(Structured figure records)
____

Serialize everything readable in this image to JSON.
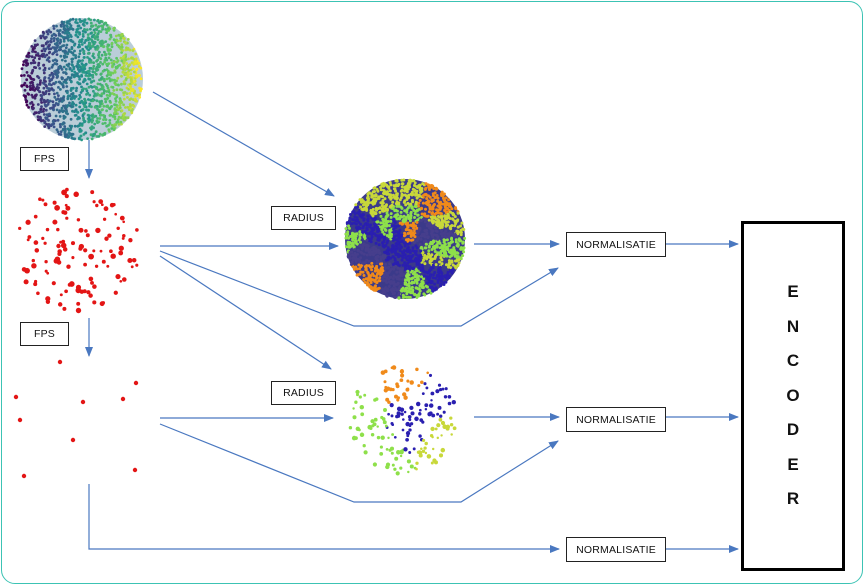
{
  "labels": {
    "fps_1": "FPS",
    "fps_2": "FPS",
    "radius_1": "RADIUS",
    "radius_2": "RADIUS",
    "norm_1": "NORMALISATIE",
    "norm_2": "NORMALISATIE",
    "norm_3": "NORMALISATIE",
    "encoder": "ENCODER"
  },
  "colors": {
    "arrow": "#4a78c0",
    "fps_points": "#e31515",
    "cluster_palette": [
      "#2a1fb0",
      "#8ee04a",
      "#f08a1a",
      "#463e8c",
      "#c8d83a"
    ],
    "viridis": [
      "#440154",
      "#3b528b",
      "#21918c",
      "#5ec962",
      "#fde725"
    ],
    "frame_border": "#3cc3b4"
  },
  "icons": {
    "input_cloud": "viridis-sphere-point-cloud",
    "fps_cloud_1": "red-sampled-points",
    "fps_cloud_2": "red-sparse-points",
    "radius_cloud_1": "dense-clustered-sphere",
    "radius_cloud_2": "sparse-clustered-sphere"
  }
}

____

◆ **WHAT TO WORK ON**: Repeat all of the data above word for word, minus the pictures.

◆ **TASK RESULT**:
Serialize everything readable in this image to JSON.
{
  "labels": {
    "fps_1": "FPS",
    "fps_2": "FPS",
    "radius_1": "RADIUS",
    "radius_2": "RADIUS",
    "norm_1": "NORMALISATIE",
    "norm_2": "NORMALISATIE",
    "norm_3": "NORMALISATIE",
    "encoder": "ENCODER"
  },
  "colors": {
    "arrow": "#4a78c0",
    "fps_points": "#e31515",
    "cluster_palette": [
      "#2a1fb0",
      "#8ee04a",
      "#f08a1a",
      "#463e8c",
      "#c8d83a"
    ],
    "viridis": [
      "#440154",
      "#3b528b",
      "#21918c",
      "#5ec962",
      "#fde725"
    ],
    "frame_border": "#3cc3b4"
  },
  "icons": {
    "input_cloud": "viridis-sphere-point-cloud",
    "fps_cloud_1": "red-sampled-points",
    "fps_cloud_2": "red-sparse-points",
    "radius_cloud_1": "dense-clustered-sphere",
    "radius_cloud_2": "sparse-clustered-sphere"
  }
}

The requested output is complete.